Goal of the exercise: Give every line from the entries that contains "color".

>> START Recorded information

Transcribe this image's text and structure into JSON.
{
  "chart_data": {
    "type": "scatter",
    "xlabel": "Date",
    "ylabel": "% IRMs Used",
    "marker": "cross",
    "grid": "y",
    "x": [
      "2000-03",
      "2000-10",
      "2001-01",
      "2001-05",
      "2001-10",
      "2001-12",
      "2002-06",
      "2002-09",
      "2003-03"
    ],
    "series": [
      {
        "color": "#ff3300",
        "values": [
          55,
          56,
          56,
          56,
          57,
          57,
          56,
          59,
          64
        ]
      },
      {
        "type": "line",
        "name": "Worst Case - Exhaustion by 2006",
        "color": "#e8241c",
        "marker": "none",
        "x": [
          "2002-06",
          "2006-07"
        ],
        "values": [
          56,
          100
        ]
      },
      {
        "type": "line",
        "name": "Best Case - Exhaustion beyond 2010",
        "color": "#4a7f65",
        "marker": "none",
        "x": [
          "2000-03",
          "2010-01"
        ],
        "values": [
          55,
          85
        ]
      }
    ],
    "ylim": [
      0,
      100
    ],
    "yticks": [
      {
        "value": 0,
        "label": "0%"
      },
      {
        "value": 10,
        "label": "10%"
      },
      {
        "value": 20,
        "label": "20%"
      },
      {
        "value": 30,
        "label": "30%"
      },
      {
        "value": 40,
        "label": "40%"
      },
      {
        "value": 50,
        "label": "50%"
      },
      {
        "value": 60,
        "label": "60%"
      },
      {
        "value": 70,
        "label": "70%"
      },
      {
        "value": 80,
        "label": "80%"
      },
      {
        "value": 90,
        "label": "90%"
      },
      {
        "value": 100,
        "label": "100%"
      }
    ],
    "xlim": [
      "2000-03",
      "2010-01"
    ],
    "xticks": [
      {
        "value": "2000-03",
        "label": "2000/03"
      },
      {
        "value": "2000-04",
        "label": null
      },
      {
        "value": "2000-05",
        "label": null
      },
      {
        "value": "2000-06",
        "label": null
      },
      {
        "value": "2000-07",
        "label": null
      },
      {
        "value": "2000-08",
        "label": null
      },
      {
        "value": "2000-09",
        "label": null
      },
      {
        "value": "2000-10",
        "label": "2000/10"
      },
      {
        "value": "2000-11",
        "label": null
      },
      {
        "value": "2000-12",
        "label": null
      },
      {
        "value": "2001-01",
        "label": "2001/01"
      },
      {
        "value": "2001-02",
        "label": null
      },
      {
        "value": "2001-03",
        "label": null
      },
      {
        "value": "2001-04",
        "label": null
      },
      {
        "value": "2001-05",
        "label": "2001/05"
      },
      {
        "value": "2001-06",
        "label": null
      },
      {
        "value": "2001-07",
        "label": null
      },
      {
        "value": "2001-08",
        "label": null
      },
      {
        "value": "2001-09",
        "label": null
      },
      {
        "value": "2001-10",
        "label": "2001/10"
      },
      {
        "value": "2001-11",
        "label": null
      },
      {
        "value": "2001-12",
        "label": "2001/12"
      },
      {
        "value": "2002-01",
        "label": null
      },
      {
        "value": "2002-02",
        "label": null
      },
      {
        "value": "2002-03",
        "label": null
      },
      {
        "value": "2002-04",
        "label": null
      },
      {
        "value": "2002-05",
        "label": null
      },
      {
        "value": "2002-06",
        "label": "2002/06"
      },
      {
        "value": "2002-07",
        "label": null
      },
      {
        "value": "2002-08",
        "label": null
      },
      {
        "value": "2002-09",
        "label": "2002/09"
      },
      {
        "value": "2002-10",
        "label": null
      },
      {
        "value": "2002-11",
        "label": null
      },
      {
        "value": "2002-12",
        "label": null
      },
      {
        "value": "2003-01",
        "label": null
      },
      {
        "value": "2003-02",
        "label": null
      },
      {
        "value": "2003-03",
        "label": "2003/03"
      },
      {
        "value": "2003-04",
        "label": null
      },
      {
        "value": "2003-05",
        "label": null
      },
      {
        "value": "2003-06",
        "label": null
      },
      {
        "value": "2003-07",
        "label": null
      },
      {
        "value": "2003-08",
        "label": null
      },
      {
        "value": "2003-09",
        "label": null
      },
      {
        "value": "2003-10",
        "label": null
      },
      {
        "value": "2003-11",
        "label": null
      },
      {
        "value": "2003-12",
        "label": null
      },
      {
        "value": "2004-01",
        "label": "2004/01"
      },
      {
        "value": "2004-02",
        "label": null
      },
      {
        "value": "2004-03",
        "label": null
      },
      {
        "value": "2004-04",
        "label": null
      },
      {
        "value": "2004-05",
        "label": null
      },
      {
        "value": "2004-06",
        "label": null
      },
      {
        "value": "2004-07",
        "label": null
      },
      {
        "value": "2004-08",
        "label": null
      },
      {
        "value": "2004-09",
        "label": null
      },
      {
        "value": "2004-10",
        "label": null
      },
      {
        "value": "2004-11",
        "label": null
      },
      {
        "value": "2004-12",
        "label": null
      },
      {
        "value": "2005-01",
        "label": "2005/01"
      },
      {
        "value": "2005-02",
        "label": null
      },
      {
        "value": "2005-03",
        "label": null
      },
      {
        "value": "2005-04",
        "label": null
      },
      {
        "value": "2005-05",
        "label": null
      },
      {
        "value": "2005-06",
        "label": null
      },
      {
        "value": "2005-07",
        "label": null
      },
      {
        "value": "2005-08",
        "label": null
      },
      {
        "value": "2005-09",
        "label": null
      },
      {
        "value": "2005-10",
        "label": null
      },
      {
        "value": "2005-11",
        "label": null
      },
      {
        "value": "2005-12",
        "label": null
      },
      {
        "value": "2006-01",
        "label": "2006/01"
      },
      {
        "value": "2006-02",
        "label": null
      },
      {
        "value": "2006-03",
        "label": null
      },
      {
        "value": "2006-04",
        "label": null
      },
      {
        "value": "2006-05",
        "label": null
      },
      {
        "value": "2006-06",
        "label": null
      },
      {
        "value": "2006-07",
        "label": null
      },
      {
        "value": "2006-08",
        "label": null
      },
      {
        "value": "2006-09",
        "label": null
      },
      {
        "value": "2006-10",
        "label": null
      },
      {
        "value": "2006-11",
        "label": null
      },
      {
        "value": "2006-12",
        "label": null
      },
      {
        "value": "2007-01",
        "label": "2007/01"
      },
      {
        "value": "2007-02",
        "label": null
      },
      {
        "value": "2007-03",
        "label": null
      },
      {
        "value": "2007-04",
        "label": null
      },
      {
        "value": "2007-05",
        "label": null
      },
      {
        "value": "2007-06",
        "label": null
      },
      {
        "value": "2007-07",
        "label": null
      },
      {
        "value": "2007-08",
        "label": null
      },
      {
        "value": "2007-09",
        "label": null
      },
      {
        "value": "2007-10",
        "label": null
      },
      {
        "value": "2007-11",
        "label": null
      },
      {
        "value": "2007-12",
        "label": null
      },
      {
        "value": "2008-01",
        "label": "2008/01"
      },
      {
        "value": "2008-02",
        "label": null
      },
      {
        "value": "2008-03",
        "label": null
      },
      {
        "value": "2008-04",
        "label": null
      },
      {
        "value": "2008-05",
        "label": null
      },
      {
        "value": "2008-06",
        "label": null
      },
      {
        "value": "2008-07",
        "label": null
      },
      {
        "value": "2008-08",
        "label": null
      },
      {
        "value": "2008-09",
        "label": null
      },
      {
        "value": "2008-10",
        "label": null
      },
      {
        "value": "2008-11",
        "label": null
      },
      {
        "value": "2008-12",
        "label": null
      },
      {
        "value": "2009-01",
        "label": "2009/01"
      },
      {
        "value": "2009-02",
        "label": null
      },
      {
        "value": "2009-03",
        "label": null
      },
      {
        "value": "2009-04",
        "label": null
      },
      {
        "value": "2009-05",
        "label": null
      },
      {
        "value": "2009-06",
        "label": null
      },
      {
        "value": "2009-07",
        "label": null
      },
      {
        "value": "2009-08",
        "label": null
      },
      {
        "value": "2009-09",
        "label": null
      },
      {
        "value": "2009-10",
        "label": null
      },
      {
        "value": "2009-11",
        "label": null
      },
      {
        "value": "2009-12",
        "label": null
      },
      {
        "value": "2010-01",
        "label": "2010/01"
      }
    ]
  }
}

>> END Recorded information

Problem solution:
        "color": "#ff3300",
        "color": "#e8241c",
        "color": "#4a7f65",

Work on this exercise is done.